— Start of DATA SUPPLIED —
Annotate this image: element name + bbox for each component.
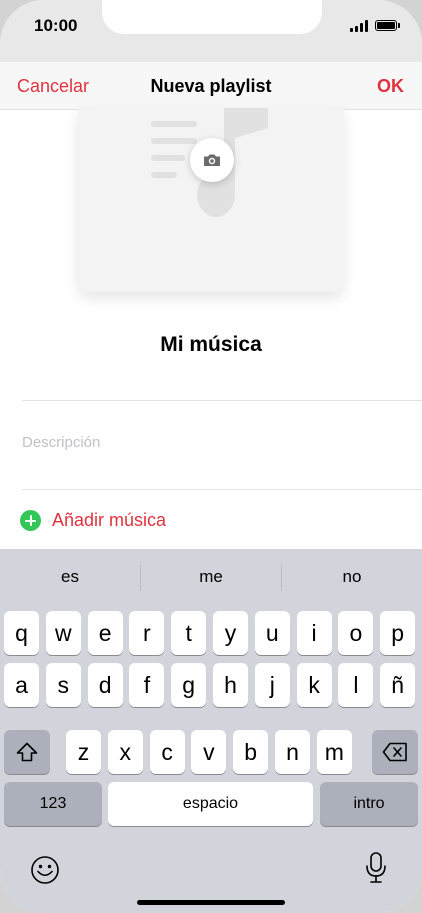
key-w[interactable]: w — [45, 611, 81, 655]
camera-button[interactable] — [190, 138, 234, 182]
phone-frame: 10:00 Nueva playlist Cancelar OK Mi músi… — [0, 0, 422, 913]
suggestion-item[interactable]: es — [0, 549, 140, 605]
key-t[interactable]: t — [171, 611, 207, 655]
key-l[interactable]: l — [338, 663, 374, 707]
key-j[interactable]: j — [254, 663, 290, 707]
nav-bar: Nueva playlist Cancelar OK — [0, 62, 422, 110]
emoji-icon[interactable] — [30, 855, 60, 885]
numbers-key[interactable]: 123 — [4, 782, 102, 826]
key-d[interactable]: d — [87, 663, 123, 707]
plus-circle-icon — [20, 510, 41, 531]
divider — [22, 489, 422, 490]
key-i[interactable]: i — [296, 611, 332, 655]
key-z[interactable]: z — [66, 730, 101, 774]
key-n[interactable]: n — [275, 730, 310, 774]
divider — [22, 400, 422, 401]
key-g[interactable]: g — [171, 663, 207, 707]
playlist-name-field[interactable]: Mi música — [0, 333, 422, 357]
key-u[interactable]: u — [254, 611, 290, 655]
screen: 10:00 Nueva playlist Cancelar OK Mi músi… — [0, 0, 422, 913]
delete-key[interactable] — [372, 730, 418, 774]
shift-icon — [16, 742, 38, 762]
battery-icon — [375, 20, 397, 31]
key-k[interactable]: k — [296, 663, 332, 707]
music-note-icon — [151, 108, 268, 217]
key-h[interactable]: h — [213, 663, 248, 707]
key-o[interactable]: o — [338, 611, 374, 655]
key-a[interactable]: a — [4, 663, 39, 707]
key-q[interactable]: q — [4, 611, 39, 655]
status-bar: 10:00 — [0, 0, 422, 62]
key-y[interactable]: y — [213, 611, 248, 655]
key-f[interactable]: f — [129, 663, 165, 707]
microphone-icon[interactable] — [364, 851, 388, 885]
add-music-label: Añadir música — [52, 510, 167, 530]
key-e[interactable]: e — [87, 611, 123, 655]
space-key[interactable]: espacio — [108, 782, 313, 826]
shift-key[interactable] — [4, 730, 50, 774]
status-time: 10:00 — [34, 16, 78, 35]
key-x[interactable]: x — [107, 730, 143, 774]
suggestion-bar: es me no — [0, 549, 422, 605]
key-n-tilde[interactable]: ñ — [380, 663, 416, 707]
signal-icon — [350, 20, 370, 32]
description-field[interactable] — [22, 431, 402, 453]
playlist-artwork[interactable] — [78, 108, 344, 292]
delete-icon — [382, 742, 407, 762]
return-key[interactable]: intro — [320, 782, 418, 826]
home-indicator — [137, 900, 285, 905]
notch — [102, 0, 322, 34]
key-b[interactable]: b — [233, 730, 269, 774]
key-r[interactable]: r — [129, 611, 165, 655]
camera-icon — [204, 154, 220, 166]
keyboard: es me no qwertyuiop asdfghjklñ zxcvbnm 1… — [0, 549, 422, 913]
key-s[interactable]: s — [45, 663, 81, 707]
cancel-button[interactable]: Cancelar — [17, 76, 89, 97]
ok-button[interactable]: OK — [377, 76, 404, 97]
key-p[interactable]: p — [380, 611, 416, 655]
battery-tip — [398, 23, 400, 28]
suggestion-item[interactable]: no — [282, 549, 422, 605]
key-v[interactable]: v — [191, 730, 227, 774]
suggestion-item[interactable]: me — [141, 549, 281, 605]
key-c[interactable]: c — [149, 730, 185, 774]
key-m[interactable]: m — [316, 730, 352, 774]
— End of DATA SUPPLIED —
WORK INSTRUCTIONS: Convert every line of the records above into a numbered list, skipping blank lines and omitting the pictures.

COMPLETED TASK:
1. Annotate this image: element name + bbox for each component.
2. key-w[interactable]: w — [45, 611, 81, 655]
3. camera-button[interactable] — [190, 138, 234, 182]
4. phone-frame: 10:00 Nueva playlist Cancelar OK Mi músi… — [0, 0, 422, 913]
5. suggestion-item[interactable]: es — [0, 549, 140, 605]
6. key-t[interactable]: t — [171, 611, 207, 655]
7. key-l[interactable]: l — [338, 663, 374, 707]
8. key-j[interactable]: j — [254, 663, 290, 707]
9. nav-bar: Nueva playlist Cancelar OK — [0, 62, 422, 110]
10. emoji-icon[interactable] — [30, 855, 60, 885]
11. numbers-key[interactable]: 123 — [4, 782, 102, 826]
12. key-d[interactable]: d — [87, 663, 123, 707]
13. plus-circle-icon — [20, 510, 41, 531]
14. divider — [22, 489, 422, 490]
15. key-i[interactable]: i — [296, 611, 332, 655]
16. key-z[interactable]: z — [66, 730, 101, 774]
17. key-n[interactable]: n — [275, 730, 310, 774]
18. divider — [22, 400, 422, 401]
19. key-g[interactable]: g — [171, 663, 207, 707]
20. playlist-name-field[interactable]: Mi música — [0, 333, 422, 357]
21. key-u[interactable]: u — [254, 611, 290, 655]
22. screen: 10:00 Nueva playlist Cancelar OK Mi músi… — [0, 0, 422, 913]
23. delete-key[interactable] — [372, 730, 418, 774]
24. shift-icon — [16, 742, 38, 762]
25. battery-icon — [375, 20, 397, 31]
26. key-k[interactable]: k — [296, 663, 332, 707]
27. music-note-icon — [151, 108, 268, 217]
28. key-h[interactable]: h — [213, 663, 248, 707]
29. key-o[interactable]: o — [338, 611, 374, 655]
30. key-a[interactable]: a — [4, 663, 39, 707]
31. key-q[interactable]: q — [4, 611, 39, 655]
32. status-bar: 10:00 — [0, 0, 422, 62]
33. key-y[interactable]: y — [213, 611, 248, 655]
34. key-f[interactable]: f — [129, 663, 165, 707]
35. microphone-icon[interactable] — [364, 851, 388, 885]
36. add-music-label: Añadir música — [52, 510, 167, 530]
37. key-e[interactable]: e — [87, 611, 123, 655]
38. space-key[interactable]: espacio — [108, 782, 313, 826]
39. shift-key[interactable] — [4, 730, 50, 774]
40. status-time: 10:00 — [34, 16, 78, 35]
41. key-x[interactable]: x — [107, 730, 143, 774]
42. suggestion-bar: es me no — [0, 549, 422, 605]
43. key-n-tilde[interactable]: ñ — [380, 663, 416, 707]
44. signal-icon — [350, 20, 370, 32]
45. description-field[interactable] — [22, 431, 402, 453]
46. playlist-artwork[interactable] — [78, 108, 344, 292]
47. delete-icon — [382, 742, 407, 762]
48. return-key[interactable]: intro — [320, 782, 418, 826]
49. home-indicator — [137, 900, 285, 905]
50. notch — [102, 0, 322, 34]
51. key-b[interactable]: b — [233, 730, 269, 774]
52. key-r[interactable]: r — [129, 611, 165, 655]
53. camera-icon — [204, 154, 220, 166]
54. keyboard: es me no qwertyuiop asdfghjklñ zxcvbnm 1… — [0, 549, 422, 913]
55. key-s[interactable]: s — [45, 663, 81, 707]
56. cancel-button[interactable]: Cancelar — [17, 76, 89, 97]
57. ok-button[interactable]: OK — [377, 76, 404, 97]
58. key-p[interactable]: p — [380, 611, 416, 655]
59. battery-tip — [398, 23, 400, 28]
60. suggestion-item[interactable]: no — [282, 549, 422, 605]
61. key-v[interactable]: v — [191, 730, 227, 774]
62. suggestion-item[interactable]: me — [141, 549, 281, 605]
63. key-c[interactable]: c — [149, 730, 185, 774]
64. key-m[interactable]: m — [316, 730, 352, 774]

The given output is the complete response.